* What is required:
Write out the full set of records below exactly.

(Stored items)
——————
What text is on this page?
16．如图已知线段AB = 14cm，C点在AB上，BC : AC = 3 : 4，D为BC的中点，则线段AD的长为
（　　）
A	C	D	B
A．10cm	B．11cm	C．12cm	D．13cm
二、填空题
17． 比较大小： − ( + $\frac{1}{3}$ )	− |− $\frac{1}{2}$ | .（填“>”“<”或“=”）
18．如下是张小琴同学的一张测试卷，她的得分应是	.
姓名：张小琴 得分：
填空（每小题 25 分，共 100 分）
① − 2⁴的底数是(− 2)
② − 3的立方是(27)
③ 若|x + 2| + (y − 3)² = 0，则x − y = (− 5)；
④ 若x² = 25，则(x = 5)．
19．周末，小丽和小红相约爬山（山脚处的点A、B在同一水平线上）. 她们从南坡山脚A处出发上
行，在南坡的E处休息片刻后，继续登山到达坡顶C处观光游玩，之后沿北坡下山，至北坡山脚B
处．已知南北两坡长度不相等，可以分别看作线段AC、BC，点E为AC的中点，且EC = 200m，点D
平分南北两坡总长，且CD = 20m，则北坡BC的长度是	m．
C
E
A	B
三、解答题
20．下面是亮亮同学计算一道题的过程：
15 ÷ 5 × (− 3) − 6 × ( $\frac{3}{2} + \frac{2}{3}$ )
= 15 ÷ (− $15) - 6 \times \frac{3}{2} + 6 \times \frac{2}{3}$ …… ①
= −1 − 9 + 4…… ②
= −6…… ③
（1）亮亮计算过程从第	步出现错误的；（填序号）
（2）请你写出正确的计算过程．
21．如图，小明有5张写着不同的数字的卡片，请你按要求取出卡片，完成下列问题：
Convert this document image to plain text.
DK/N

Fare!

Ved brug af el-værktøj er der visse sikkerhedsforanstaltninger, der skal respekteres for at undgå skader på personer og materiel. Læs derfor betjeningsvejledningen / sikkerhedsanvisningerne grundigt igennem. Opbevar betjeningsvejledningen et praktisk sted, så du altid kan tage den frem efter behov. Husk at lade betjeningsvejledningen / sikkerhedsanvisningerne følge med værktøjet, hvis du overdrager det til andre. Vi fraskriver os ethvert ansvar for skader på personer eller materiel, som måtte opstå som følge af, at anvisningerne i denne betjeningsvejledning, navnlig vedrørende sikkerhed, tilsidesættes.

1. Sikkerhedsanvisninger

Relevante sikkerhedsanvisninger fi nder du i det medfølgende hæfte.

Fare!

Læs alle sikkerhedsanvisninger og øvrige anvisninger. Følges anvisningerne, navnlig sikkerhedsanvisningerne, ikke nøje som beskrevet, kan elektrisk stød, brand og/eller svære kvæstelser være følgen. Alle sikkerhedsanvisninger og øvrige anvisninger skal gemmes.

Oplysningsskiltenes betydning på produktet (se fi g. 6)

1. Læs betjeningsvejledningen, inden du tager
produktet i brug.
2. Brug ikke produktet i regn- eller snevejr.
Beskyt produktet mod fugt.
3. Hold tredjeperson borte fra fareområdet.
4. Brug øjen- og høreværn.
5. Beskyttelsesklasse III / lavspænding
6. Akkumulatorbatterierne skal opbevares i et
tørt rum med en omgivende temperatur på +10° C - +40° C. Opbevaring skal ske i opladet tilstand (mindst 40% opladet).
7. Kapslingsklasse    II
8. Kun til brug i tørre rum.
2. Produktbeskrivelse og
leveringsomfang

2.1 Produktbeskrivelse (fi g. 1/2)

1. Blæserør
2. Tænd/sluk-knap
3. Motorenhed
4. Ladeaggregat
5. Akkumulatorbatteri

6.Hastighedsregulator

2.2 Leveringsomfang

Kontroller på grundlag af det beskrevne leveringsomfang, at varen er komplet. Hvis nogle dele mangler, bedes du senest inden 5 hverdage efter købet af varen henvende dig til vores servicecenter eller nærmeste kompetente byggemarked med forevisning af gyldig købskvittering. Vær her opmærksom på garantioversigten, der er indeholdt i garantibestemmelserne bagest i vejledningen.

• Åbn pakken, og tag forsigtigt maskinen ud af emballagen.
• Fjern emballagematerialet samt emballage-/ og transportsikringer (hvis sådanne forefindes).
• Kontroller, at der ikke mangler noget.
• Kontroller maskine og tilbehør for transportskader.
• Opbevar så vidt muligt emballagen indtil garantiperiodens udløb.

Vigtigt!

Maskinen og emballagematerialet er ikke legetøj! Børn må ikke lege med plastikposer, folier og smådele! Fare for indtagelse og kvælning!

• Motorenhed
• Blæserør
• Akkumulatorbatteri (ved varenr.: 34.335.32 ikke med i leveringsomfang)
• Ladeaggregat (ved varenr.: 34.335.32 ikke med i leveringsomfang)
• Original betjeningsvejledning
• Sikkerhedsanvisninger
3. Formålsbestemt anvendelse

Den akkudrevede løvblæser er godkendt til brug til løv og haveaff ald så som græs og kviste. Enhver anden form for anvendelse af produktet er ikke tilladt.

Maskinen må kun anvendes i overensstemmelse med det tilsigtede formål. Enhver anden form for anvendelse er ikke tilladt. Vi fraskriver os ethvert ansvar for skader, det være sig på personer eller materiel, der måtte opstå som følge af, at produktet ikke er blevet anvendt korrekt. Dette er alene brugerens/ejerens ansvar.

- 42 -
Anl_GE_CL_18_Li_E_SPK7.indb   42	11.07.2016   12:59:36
——————
* The output:
What text is on this page?
16．如图已知线段AB = 14cm，C点在AB上，BC : AC = 3 : 4，D为BC的中点，则线段AD的长为
（　　）
A	C	D	B
A．10cm	B．11cm	C．12cm	D．13cm
二、填空题
17． 比较大小： − ( + $\frac{1}{3}$ )	− |− $\frac{1}{2}$ | .（填“>”“<”或“=”）
18．如下是张小琴同学的一张测试卷，她的得分应是	.
姓名：张小琴 得分：
填空（每小题 25 分，共 100 分）
① − 2⁴的底数是(− 2)
② − 3的立方是(27)
③ 若|x + 2| + (y − 3)² = 0，则x − y = (− 5)；
④ 若x² = 25，则(x = 5)．
19．周末，小丽和小红相约爬山（山脚处的点A、B在同一水平线上）. 她们从南坡山脚A处出发上
行，在南坡的E处休息片刻后，继续登山到达坡顶C处观光游玩，之后沿北坡下山，至北坡山脚B
处．已知南北两坡长度不相等，可以分别看作线段AC、BC，点E为AC的中点，且EC = 200m，点D
平分南北两坡总长，且CD = 20m，则北坡BC的长度是	m．
C
E
A	B
三、解答题
20．下面是亮亮同学计算一道题的过程：
15 ÷ 5 × (− 3) − 6 × ( $\frac{3}{2} + \frac{2}{3}$ )
= 15 ÷ (− $15) - 6 \times \frac{3}{2} + 6 \times \frac{2}{3}$ …… ①
= −1 − 9 + 4…… ②
= −6…… ③
（1）亮亮计算过程从第	步出现错误的；（填序号）
（2）请你写出正确的计算过程．
21．如图，小明有5张写着不同的数字的卡片，请你按要求取出卡片，完成下列问题：
Convert this document image to plain text.
DK/N

Fare!

Ved brug af el-værktøj er der visse sikkerhedsforanstaltninger, der skal respekteres for at undgå skader på personer og materiel. Læs derfor betjeningsvejledningen / sikkerhedsanvisningerne grundigt igennem. Opbevar betjeningsvejledningen et praktisk sted, så du altid kan tage den frem efter behov. Husk at lade betjeningsvejledningen / sikkerhedsanvisningerne følge med værktøjet, hvis du overdrager det til andre. Vi fraskriver os ethvert ansvar for skader på personer eller materiel, som måtte opstå som følge af, at anvisningerne i denne betjeningsvejledning, navnlig vedrørende sikkerhed, tilsidesættes.

1. Sikkerhedsanvisninger

Relevante sikkerhedsanvisninger fi nder du i det medfølgende hæfte.

Fare!

Læs alle sikkerhedsanvisninger og øvrige anvisninger. Følges anvisningerne, navnlig sikkerhedsanvisningerne, ikke nøje som beskrevet, kan elektrisk stød, brand og/eller svære kvæstelser være følgen. Alle sikkerhedsanvisninger og øvrige anvisninger skal gemmes.

Oplysningsskiltenes betydning på produktet (se fi g. 6)

1. Læs betjeningsvejledningen, inden du tager
produktet i brug.
2. Brug ikke produktet i regn- eller snevejr.
Beskyt produktet mod fugt.
3. Hold tredjeperson borte fra fareområdet.
4. Brug øjen- og høreværn.
5. Beskyttelsesklasse III / lavspænding
6. Akkumulatorbatterierne skal opbevares i et
tørt rum med en omgivende temperatur på +10° C - +40° C. Opbevaring skal ske i opladet tilstand (mindst 40% opladet).
7. Kapslingsklasse    II
8. Kun til brug i tørre rum.
2. Produktbeskrivelse og
leveringsomfang

2.1 Produktbeskrivelse (fi g. 1/2)

1. Blæserør
2. Tænd/sluk-knap
3. Motorenhed
4. Ladeaggregat
5. Akkumulatorbatteri

6.Hastighedsregulator

2.2 Leveringsomfang

Kontroller på grundlag af det beskrevne leveringsomfang, at varen er komplet. Hvis nogle dele mangler, bedes du senest inden 5 hverdage efter købet af varen henvende dig til vores servicecenter eller nærmeste kompetente byggemarked med forevisning af gyldig købskvittering. Vær her opmærksom på garantioversigten, der er indeholdt i garantibestemmelserne bagest i vejledningen.

• Åbn pakken, og tag forsigtigt maskinen ud af emballagen.
• Fjern emballagematerialet samt emballage-/ og transportsikringer (hvis sådanne forefindes).
• Kontroller, at der ikke mangler noget.
• Kontroller maskine og tilbehør for transportskader.
• Opbevar så vidt muligt emballagen indtil garantiperiodens udløb.

Vigtigt!

Maskinen og emballagematerialet er ikke legetøj! Børn må ikke lege med plastikposer, folier og smådele! Fare for indtagelse og kvælning!

• Motorenhed
• Blæserør
• Akkumulatorbatteri (ved varenr.: 34.335.32 ikke med i leveringsomfang)
• Ladeaggregat (ved varenr.: 34.335.32 ikke med i leveringsomfang)
• Original betjeningsvejledning
• Sikkerhedsanvisninger
3. Formålsbestemt anvendelse

Den akkudrevede løvblæser er godkendt til brug til løv og haveaff ald så som græs og kviste. Enhver anden form for anvendelse af produktet er ikke tilladt.

Maskinen må kun anvendes i overensstemmelse med det tilsigtede formål. Enhver anden form for anvendelse er ikke tilladt. Vi fraskriver os ethvert ansvar for skader, det være sig på personer eller materiel, der måtte opstå som følge af, at produktet ikke er blevet anvendt korrekt. Dette er alene brugerens/ejerens ansvar.

- 42 -
Anl_GE_CL_18_Li_E_SPK7.indb   42	11.07.2016   12:59:36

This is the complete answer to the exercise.